[Items from a data source]
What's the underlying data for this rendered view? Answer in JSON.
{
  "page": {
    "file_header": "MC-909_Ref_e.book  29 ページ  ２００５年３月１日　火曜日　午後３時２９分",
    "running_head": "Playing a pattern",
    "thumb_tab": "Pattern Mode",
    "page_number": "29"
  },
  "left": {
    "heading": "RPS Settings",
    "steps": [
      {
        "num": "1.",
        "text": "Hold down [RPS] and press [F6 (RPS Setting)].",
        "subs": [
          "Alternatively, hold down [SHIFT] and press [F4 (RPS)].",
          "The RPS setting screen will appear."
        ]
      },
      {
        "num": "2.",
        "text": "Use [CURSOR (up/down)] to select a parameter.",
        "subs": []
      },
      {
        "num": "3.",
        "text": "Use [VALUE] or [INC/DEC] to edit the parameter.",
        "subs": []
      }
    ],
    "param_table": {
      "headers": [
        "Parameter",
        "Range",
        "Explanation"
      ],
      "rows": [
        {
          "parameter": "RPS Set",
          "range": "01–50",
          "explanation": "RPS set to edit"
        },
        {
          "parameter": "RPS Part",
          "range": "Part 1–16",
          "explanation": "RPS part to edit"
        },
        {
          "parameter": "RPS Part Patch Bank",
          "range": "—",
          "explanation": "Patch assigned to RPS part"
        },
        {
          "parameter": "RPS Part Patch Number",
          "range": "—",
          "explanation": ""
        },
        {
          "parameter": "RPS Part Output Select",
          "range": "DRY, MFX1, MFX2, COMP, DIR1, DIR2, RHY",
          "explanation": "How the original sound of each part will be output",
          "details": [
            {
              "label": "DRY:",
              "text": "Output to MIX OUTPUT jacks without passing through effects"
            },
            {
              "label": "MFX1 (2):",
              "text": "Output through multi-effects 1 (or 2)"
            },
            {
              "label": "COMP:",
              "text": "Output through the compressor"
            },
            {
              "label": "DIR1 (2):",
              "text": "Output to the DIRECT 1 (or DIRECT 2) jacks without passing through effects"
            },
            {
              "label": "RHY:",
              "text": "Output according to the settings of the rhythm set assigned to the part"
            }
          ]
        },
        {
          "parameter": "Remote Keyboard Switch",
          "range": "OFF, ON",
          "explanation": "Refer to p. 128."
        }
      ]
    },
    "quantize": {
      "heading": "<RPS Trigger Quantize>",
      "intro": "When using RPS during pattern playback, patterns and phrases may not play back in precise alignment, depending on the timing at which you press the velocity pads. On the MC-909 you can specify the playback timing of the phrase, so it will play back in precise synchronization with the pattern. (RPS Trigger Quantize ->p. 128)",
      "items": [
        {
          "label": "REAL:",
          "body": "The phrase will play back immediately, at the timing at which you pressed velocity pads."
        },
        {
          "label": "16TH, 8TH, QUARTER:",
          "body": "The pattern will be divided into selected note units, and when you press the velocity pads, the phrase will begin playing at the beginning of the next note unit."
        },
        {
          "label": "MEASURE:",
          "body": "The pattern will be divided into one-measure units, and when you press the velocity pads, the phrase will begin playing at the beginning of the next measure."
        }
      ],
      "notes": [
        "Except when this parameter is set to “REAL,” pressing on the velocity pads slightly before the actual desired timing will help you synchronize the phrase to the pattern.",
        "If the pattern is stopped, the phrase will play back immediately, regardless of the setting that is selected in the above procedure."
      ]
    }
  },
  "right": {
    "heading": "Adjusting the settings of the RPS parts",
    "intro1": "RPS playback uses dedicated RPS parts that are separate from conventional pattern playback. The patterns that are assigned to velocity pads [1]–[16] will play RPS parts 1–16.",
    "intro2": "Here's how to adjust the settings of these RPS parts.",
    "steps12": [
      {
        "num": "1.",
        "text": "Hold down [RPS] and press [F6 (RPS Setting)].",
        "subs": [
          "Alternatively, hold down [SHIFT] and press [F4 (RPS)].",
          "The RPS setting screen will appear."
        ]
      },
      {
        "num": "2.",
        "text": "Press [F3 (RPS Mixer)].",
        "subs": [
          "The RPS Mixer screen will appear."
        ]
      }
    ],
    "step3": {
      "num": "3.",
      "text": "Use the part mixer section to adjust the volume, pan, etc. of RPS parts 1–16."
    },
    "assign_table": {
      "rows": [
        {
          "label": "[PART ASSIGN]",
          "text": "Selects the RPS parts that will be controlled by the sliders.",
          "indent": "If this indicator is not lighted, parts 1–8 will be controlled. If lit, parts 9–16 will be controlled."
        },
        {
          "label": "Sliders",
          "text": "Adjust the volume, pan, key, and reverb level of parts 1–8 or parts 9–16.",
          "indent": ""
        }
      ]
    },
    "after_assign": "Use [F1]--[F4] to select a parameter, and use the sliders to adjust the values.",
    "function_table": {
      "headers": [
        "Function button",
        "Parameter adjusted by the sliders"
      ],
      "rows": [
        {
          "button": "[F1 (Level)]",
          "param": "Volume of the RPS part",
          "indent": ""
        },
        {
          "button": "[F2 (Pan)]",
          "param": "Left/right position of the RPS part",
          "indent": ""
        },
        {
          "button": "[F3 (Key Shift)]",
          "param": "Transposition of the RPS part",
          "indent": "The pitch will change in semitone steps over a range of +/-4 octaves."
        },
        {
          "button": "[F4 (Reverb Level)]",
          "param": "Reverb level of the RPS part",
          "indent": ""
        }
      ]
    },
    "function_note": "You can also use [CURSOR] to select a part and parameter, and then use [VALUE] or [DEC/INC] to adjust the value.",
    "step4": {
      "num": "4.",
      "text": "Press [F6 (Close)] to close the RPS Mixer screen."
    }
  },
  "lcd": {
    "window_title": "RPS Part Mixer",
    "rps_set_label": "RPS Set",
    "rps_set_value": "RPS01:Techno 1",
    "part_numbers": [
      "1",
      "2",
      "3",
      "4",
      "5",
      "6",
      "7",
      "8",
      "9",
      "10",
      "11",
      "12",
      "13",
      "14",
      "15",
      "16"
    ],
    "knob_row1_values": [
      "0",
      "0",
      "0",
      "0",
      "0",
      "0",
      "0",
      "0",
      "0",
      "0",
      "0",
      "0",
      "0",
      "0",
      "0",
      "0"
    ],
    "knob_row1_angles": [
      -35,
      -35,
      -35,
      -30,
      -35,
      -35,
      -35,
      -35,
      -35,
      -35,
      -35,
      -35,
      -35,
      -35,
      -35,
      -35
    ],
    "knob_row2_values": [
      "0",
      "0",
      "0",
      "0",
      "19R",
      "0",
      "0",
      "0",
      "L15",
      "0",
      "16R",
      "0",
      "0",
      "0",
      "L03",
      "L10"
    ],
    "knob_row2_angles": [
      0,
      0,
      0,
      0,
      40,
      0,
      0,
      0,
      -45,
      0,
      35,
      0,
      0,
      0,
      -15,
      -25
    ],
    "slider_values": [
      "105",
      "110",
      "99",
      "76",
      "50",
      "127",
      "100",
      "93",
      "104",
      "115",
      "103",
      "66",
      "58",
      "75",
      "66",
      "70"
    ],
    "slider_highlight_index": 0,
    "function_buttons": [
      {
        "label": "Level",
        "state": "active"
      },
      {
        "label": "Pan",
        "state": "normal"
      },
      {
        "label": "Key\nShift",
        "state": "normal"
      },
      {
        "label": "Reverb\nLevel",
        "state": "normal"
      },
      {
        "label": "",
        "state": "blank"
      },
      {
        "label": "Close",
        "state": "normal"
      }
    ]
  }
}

▶ **SHORT EXERCISE**:
Emit the full listing verbatim.

▶ **RESPONSE**:
What's the underlying data for this rendered view? Answer in JSON.
{
  "page": {
    "file_header": "MC-909_Ref_e.book  29 ページ  ２００５年３月１日　火曜日　午後３時２９分",
    "running_head": "Playing a pattern",
    "thumb_tab": "Pattern Mode",
    "page_number": "29"
  },
  "left": {
    "heading": "RPS Settings",
    "steps": [
      {
        "num": "1.",
        "text": "Hold down [RPS] and press [F6 (RPS Setting)].",
        "subs": [
          "Alternatively, hold down [SHIFT] and press [F4 (RPS)].",
          "The RPS setting screen will appear."
        ]
      },
      {
        "num": "2.",
        "text": "Use [CURSOR (up/down)] to select a parameter.",
        "subs": []
      },
      {
        "num": "3.",
        "text": "Use [VALUE] or [INC/DEC] to edit the parameter.",
        "subs": []
      }
    ],
    "param_table": {
      "headers": [
        "Parameter",
        "Range",
        "Explanation"
      ],
      "rows": [
        {
          "parameter": "RPS Set",
          "range": "01–50",
          "explanation": "RPS set to edit"
        },
        {
          "parameter": "RPS Part",
          "range": "Part 1–16",
          "explanation": "RPS part to edit"
        },
        {
          "parameter": "RPS Part Patch Bank",
          "range": "—",
          "explanation": "Patch assigned to RPS part"
        },
        {
          "parameter": "RPS Part Patch Number",
          "range": "—",
          "explanation": ""
        },
        {
          "parameter": "RPS Part Output Select",
          "range": "DRY, MFX1, MFX2, COMP, DIR1, DIR2, RHY",
          "explanation": "How the original sound of each part will be output",
          "details": [
            {
              "label": "DRY:",
              "text": "Output to MIX OUTPUT jacks without passing through effects"
            },
            {
              "label": "MFX1 (2):",
              "text": "Output through multi-effects 1 (or 2)"
            },
            {
              "label": "COMP:",
              "text": "Output through the compressor"
            },
            {
              "label": "DIR1 (2):",
              "text": "Output to the DIRECT 1 (or DIRECT 2) jacks without passing through effects"
            },
            {
              "label": "RHY:",
              "text": "Output according to the settings of the rhythm set assigned to the part"
            }
          ]
        },
        {
          "parameter": "Remote Keyboard Switch",
          "range": "OFF, ON",
          "explanation": "Refer to p. 128."
        }
      ]
    },
    "quantize": {
      "heading": "<RPS Trigger Quantize>",
      "intro": "When using RPS during pattern playback, patterns and phrases may not play back in precise alignment, depending on the timing at which you press the velocity pads. On the MC-909 you can specify the playback timing of the phrase, so it will play back in precise synchronization with the pattern. (RPS Trigger Quantize ->p. 128)",
      "items": [
        {
          "label": "REAL:",
          "body": "The phrase will play back immediately, at the timing at which you pressed velocity pads."
        },
        {
          "label": "16TH, 8TH, QUARTER:",
          "body": "The pattern will be divided into selected note units, and when you press the velocity pads, the phrase will begin playing at the beginning of the next note unit."
        },
        {
          "label": "MEASURE:",
          "body": "The pattern will be divided into one-measure units, and when you press the velocity pads, the phrase will begin playing at the beginning of the next measure."
        }
      ],
      "notes": [
        "Except when this parameter is set to “REAL,” pressing on the velocity pads slightly before the actual desired timing will help you synchronize the phrase to the pattern.",
        "If the pattern is stopped, the phrase will play back immediately, regardless of the setting that is selected in the above procedure."
      ]
    }
  },
  "right": {
    "heading": "Adjusting the settings of the RPS parts",
    "intro1": "RPS playback uses dedicated RPS parts that are separate from conventional pattern playback. The patterns that are assigned to velocity pads [1]–[16] will play RPS parts 1–16.",
    "intro2": "Here's how to adjust the settings of these RPS parts.",
    "steps12": [
      {
        "num": "1.",
        "text": "Hold down [RPS] and press [F6 (RPS Setting)].",
        "subs": [
          "Alternatively, hold down [SHIFT] and press [F4 (RPS)].",
          "The RPS setting screen will appear."
        ]
      },
      {
        "num": "2.",
        "text": "Press [F3 (RPS Mixer)].",
        "subs": [
          "The RPS Mixer screen will appear."
        ]
      }
    ],
    "step3": {
      "num": "3.",
      "text": "Use the part mixer section to adjust the volume, pan, etc. of RPS parts 1–16."
    },
    "assign_table": {
      "rows": [
        {
          "label": "[PART ASSIGN]",
          "text": "Selects the RPS parts that will be controlled by the sliders.",
          "indent": "If this indicator is not lighted, parts 1–8 will be controlled. If lit, parts 9–16 will be controlled."
        },
        {
          "label": "Sliders",
          "text": "Adjust the volume, pan, key, and reverb level of parts 1–8 or parts 9–16.",
          "indent": ""
        }
      ]
    },
    "after_assign": "Use [F1]--[F4] to select a parameter, and use the sliders to adjust the values.",
    "function_table": {
      "headers": [
        "Function button",
        "Parameter adjusted by the sliders"
      ],
      "rows": [
        {
          "button": "[F1 (Level)]",
          "param": "Volume of the RPS part",
          "indent": ""
        },
        {
          "button": "[F2 (Pan)]",
          "param": "Left/right position of the RPS part",
          "indent": ""
        },
        {
          "button": "[F3 (Key Shift)]",
          "param": "Transposition of the RPS part",
          "indent": "The pitch will change in semitone steps over a range of +/-4 octaves."
        },
        {
          "button": "[F4 (Reverb Level)]",
          "param": "Reverb level of the RPS part",
          "indent": ""
        }
      ]
    },
    "function_note": "You can also use [CURSOR] to select a part and parameter, and then use [VALUE] or [DEC/INC] to adjust the value.",
    "step4": {
      "num": "4.",
      "text": "Press [F6 (Close)] to close the RPS Mixer screen."
    }
  },
  "lcd": {
    "window_title": "RPS Part Mixer",
    "rps_set_label": "RPS Set",
    "rps_set_value": "RPS01:Techno 1",
    "part_numbers": [
      "1",
      "2",
      "3",
      "4",
      "5",
      "6",
      "7",
      "8",
      "9",
      "10",
      "11",
      "12",
      "13",
      "14",
      "15",
      "16"
    ],
    "knob_row1_values": [
      "0",
      "0",
      "0",
      "0",
      "0",
      "0",
      "0",
      "0",
      "0",
      "0",
      "0",
      "0",
      "0",
      "0",
      "0",
      "0"
    ],
    "knob_row1_angles": [
      -35,
      -35,
      -35,
      -30,
      -35,
      -35,
      -35,
      -35,
      -35,
      -35,
      -35,
      -35,
      -35,
      -35,
      -35,
      -35
    ],
    "knob_row2_values": [
      "0",
      "0",
      "0",
      "0",
      "19R",
      "0",
      "0",
      "0",
      "L15",
      "0",
      "16R",
      "0",
      "0",
      "0",
      "L03",
      "L10"
    ],
    "knob_row2_angles": [
      0,
      0,
      0,
      0,
      40,
      0,
      0,
      0,
      -45,
      0,
      35,
      0,
      0,
      0,
      -15,
      -25
    ],
    "slider_values": [
      "105",
      "110",
      "99",
      "76",
      "50",
      "127",
      "100",
      "93",
      "104",
      "115",
      "103",
      "66",
      "58",
      "75",
      "66",
      "70"
    ],
    "slider_highlight_index": 0,
    "function_buttons": [
      {
        "label": "Level",
        "state": "active"
      },
      {
        "label": "Pan",
        "state": "normal"
      },
      {
        "label": "Key\nShift",
        "state": "normal"
      },
      {
        "label": "Reverb\nLevel",
        "state": "normal"
      },
      {
        "label": "",
        "state": "blank"
      },
      {
        "label": "Close",
        "state": "normal"
      }
    ]
  }
}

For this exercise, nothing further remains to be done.